Your instructions:
Read the records below and copy each line that contains "Warrior".

Material provided:

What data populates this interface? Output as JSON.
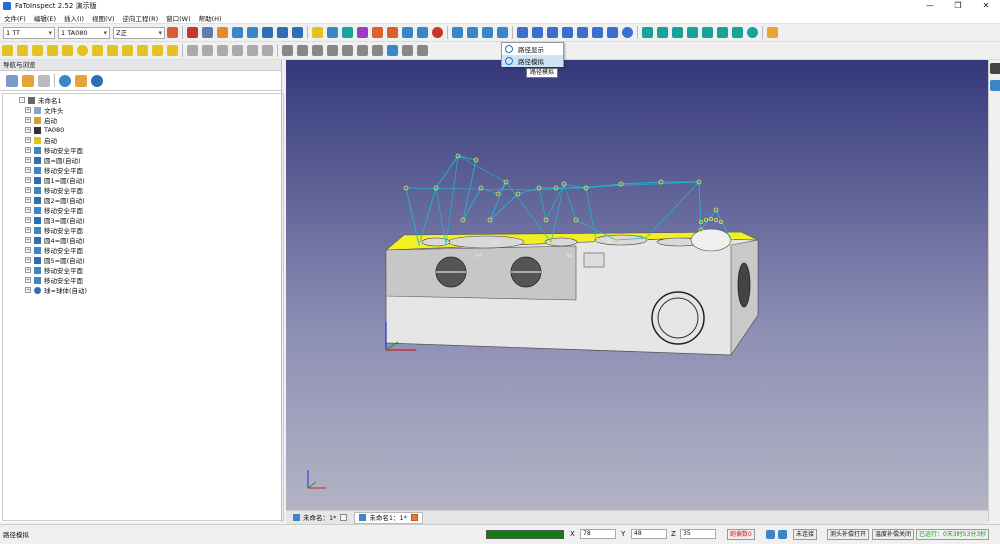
{
  "window": {
    "title": "FaToInspect 2.52 演示版",
    "min": "—",
    "max": "❐",
    "close": "✕"
  },
  "menu": [
    "文件(F)",
    "编辑(E)",
    "插入(I)",
    "视图(V)",
    "逆向工程(R)",
    "窗口(W)",
    "帮助(H)"
  ],
  "toolbar": {
    "combo1": "1 TT",
    "combo2": "1 TA080",
    "combo3": "Z正"
  },
  "panel": {
    "title": "导航与浏览",
    "root": "未命名1",
    "items": [
      "文件头",
      "启动",
      "TA080",
      "启动",
      "移动安全平面",
      "圆=圆(自动)",
      "移动安全平面",
      "圆1=圆(自动)",
      "移动安全平面",
      "圆2=圆(自动)",
      "移动安全平面",
      "圆3=圆(自动)",
      "移动安全平面",
      "圆4=圆(自动)",
      "移动安全平面",
      "圆5=圆(自动)",
      "移动安全平面",
      "移动安全平面",
      "球=球体(自动)"
    ]
  },
  "popup": {
    "item1": "路径显示",
    "item2": "路径模拟",
    "tooltip": "路径模拟"
  },
  "viewport": {
    "labels": [
      "R8",
      "R4",
      "R8",
      "R8",
      "R1"
    ]
  },
  "doc_tabs": [
    "未命名：1*",
    "未命名1：1*"
  ],
  "status": {
    "message": "路径模拟",
    "x_label": "X",
    "x_value": "78",
    "y_label": "Y",
    "y_value": "48",
    "z_label": "Z",
    "z_value": "35",
    "alarm": "跑偏数0",
    "connection": "未连接",
    "probe": "测头补偿打开",
    "temp": "温度补偿关闭",
    "runtime": "已运行：0天3时53分3秒"
  },
  "colors": {
    "viewport_top": "#34387a",
    "part_top": "#f2ef24",
    "path": "#1fb7d0",
    "progress": "#0f7d0f"
  }
}
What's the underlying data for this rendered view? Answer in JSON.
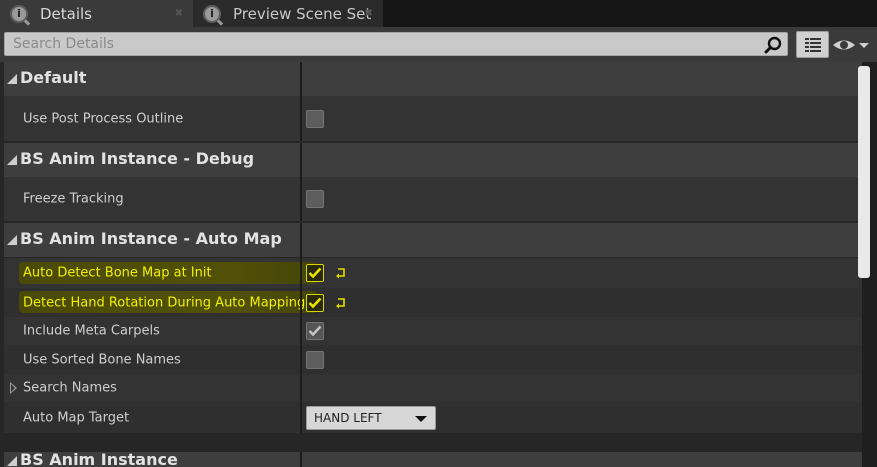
{
  "tabs": [
    {
      "label": "Details",
      "icon": "info-search-icon",
      "active": true
    },
    {
      "label": "Preview Scene Set",
      "icon": "info-search-icon",
      "active": false
    }
  ],
  "search": {
    "placeholder": "Search Details",
    "value": ""
  },
  "categories": [
    {
      "title": "Default"
    },
    {
      "title": "BS Anim Instance - Debug"
    },
    {
      "title": "BS Anim Instance - Auto Map"
    },
    {
      "title": "BS Anim Instance"
    }
  ],
  "properties": {
    "use_post_process_outline": {
      "label": "Use Post Process Outline",
      "checked": false
    },
    "freeze_tracking": {
      "label": "Freeze Tracking",
      "checked": false
    },
    "auto_detect_bone_map": {
      "label": "Auto Detect Bone Map at Init",
      "checked": true,
      "highlighted": true
    },
    "detect_hand_rotation": {
      "label": "Detect Hand Rotation During Auto Mapping",
      "checked": true,
      "highlighted": true
    },
    "include_meta_carpels": {
      "label": "Include Meta Carpels",
      "checked": true
    },
    "use_sorted_bone_names": {
      "label": "Use Sorted Bone Names",
      "checked": false
    },
    "search_names": {
      "label": "Search Names"
    },
    "auto_map_target": {
      "label": "Auto Map Target",
      "value": "HAND LEFT"
    }
  },
  "colors": {
    "highlight_text": "#f0f000",
    "panel_bg": "#262626",
    "category_bg": "#3e3e3e"
  }
}
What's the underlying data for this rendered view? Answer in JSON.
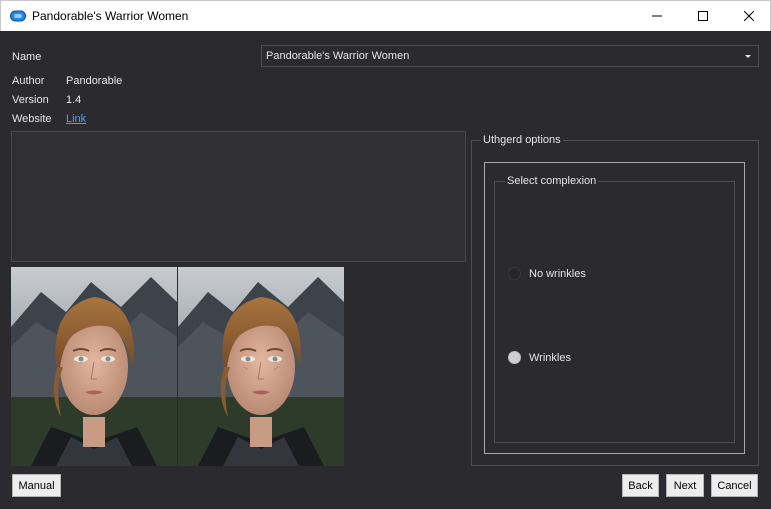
{
  "window": {
    "title": "Pandorable's Warrior Women",
    "icons": [
      "app-icon",
      "minimize-icon",
      "maximize-icon",
      "close-icon"
    ]
  },
  "info": {
    "name_label": "Name",
    "author_label": "Author",
    "author_value": "Pandorable",
    "version_label": "Version",
    "version_value": "1.4",
    "website_label": "Website",
    "website_link": "Link"
  },
  "name_select": {
    "selected": "Pandorable's Warrior Women"
  },
  "options_group": {
    "title": "Uthgerd options",
    "complexion_group": {
      "title": "Select complexion",
      "options": [
        {
          "label": "No wrinkles",
          "checked": false
        },
        {
          "label": "Wrinkles",
          "checked": true
        }
      ]
    }
  },
  "buttons": {
    "manual": "Manual",
    "back": "Back",
    "next": "Next",
    "cancel": "Cancel"
  },
  "colors": {
    "background": "#2b2b2f",
    "link": "#4a9eff",
    "text": "#e6e6e6"
  }
}
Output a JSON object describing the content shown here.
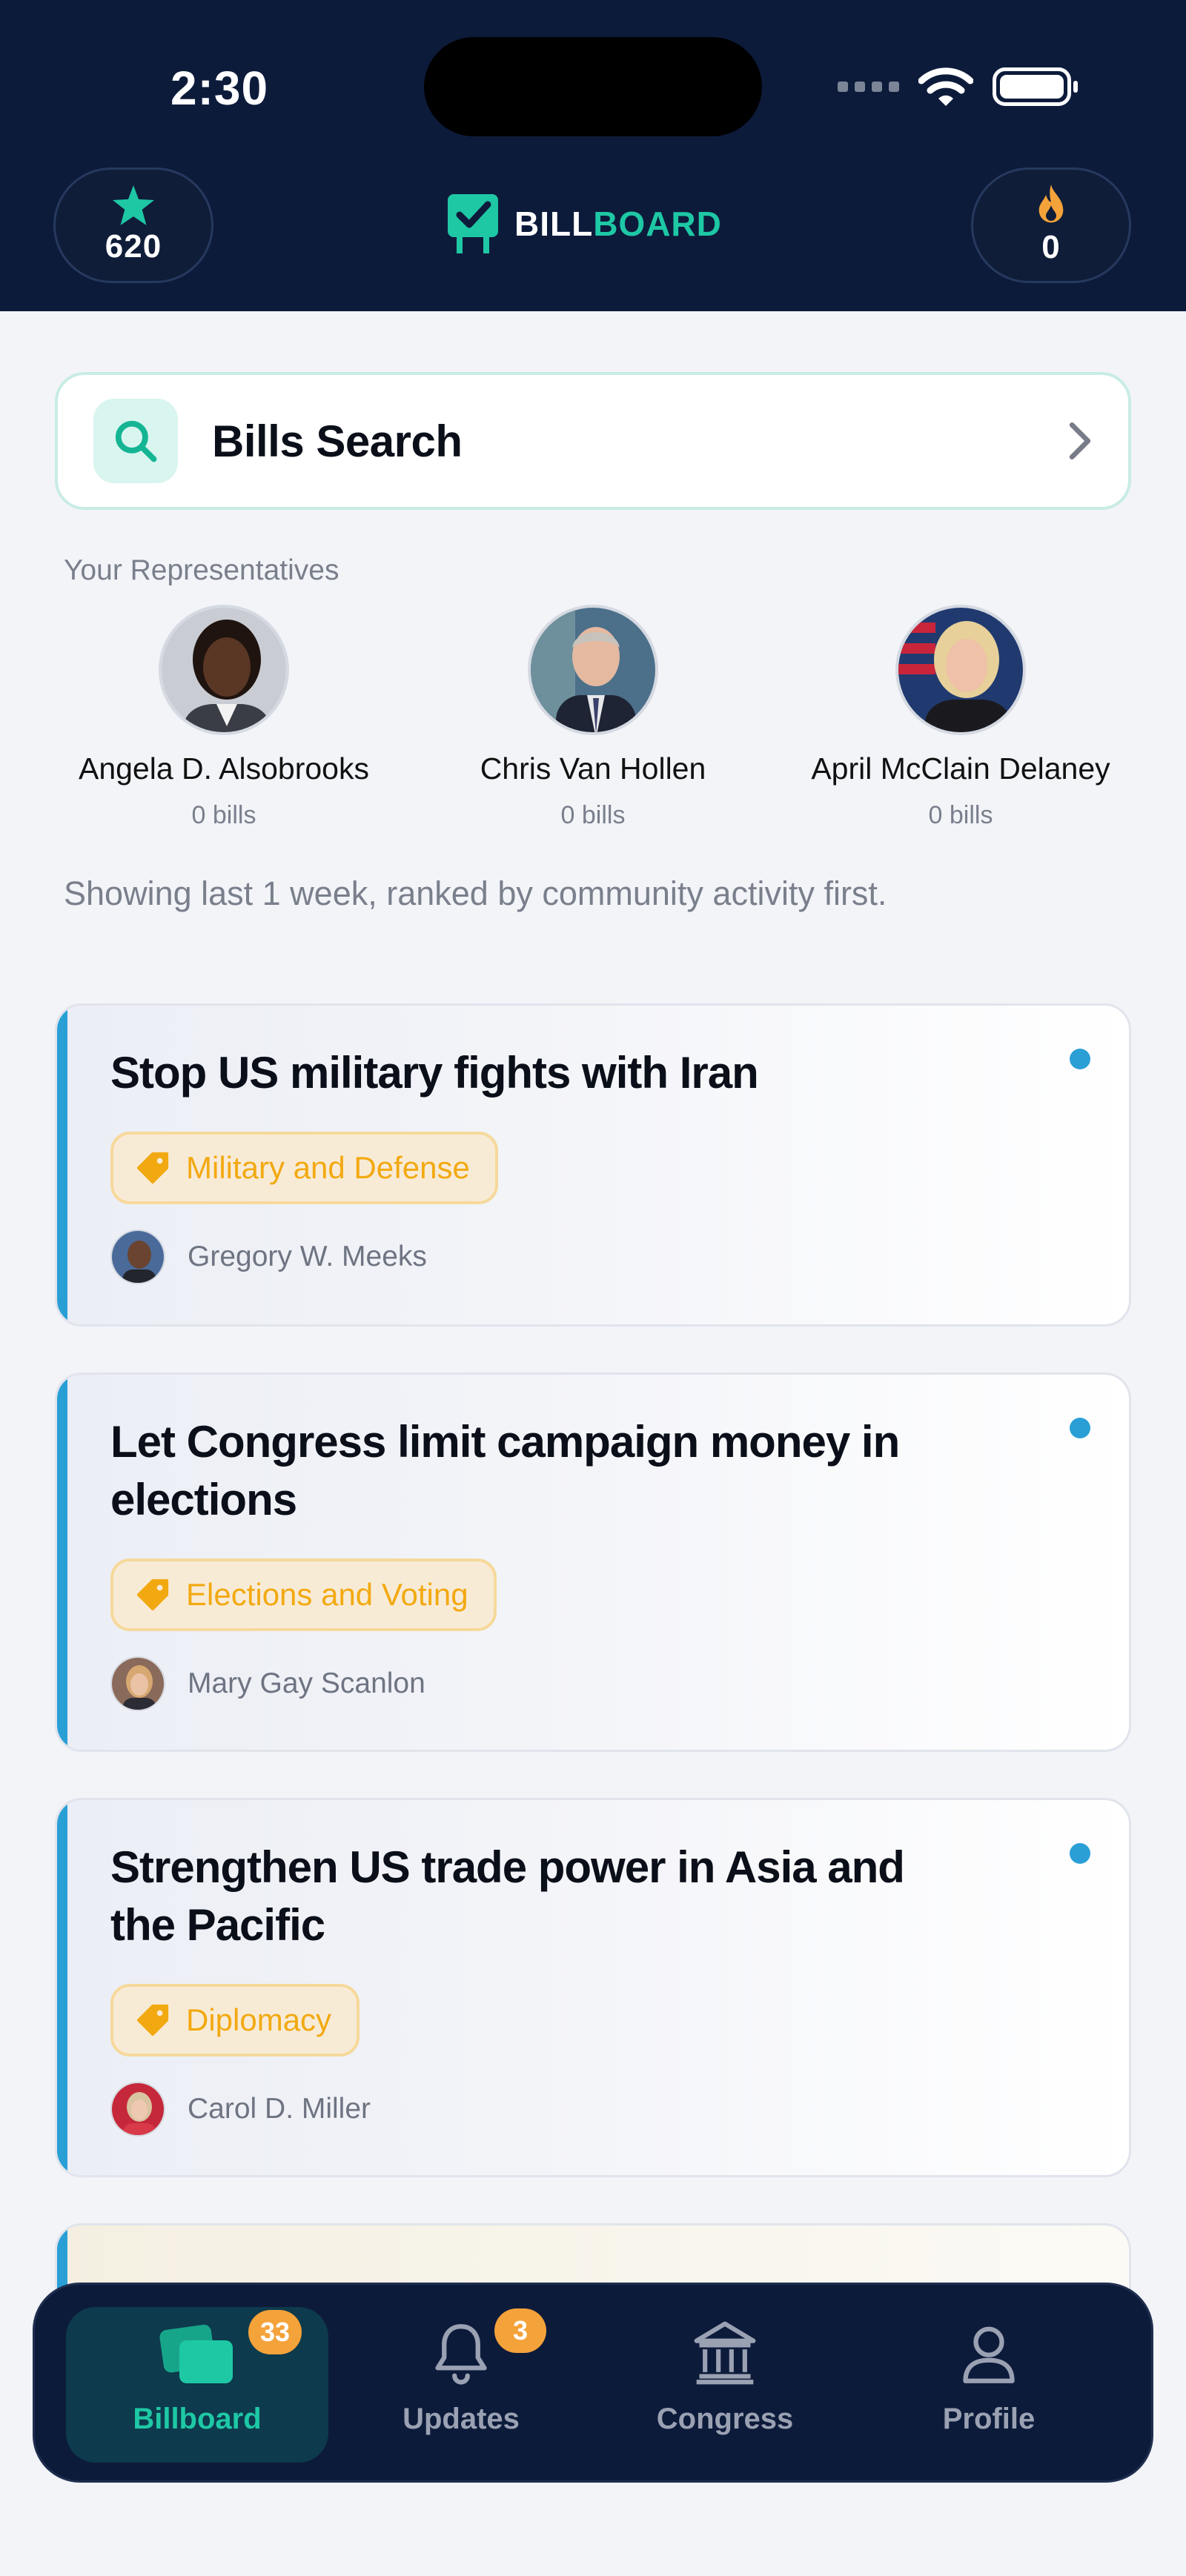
{
  "status_bar": {
    "time": "2:30"
  },
  "header": {
    "stars_value": "620",
    "streak_value": "0",
    "logo_part1": "BILL",
    "logo_part2": "BOARD"
  },
  "search": {
    "label": "Bills Search"
  },
  "representatives": {
    "title": "Your Representatives",
    "items": [
      {
        "name": "Angela D. Alsobrooks",
        "count": "0 bills"
      },
      {
        "name": "Chris Van Hollen",
        "count": "0 bills"
      },
      {
        "name": "April McClain Delaney",
        "count": "0 bills"
      }
    ]
  },
  "info_text": "Showing last 1 week, ranked by community activity first.",
  "bills": [
    {
      "title": "Stop US military fights with Iran",
      "tag": "Military and Defense",
      "sponsor": "Gregory W. Meeks"
    },
    {
      "title": "Let Congress limit campaign money in elections",
      "tag": "Elections and Voting",
      "sponsor": "Mary Gay Scanlon"
    },
    {
      "title": "Strengthen US trade power in Asia and the Pacific",
      "tag": "Diplomacy",
      "sponsor": "Carol D. Miller"
    }
  ],
  "nav": {
    "items": [
      {
        "label": "Billboard",
        "badge": "33"
      },
      {
        "label": "Updates",
        "badge": "3"
      },
      {
        "label": "Congress"
      },
      {
        "label": "Profile"
      }
    ]
  },
  "colors": {
    "navy": "#0d1b3b",
    "accent": "#1ec8a5",
    "blue": "#2a9fd6",
    "tag": "#f2a911",
    "badge": "#f4a23a"
  }
}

Correct answer:
    "title": "Pandorable's Warrior Women",
    "selected": "Pandorable's Warrior Women"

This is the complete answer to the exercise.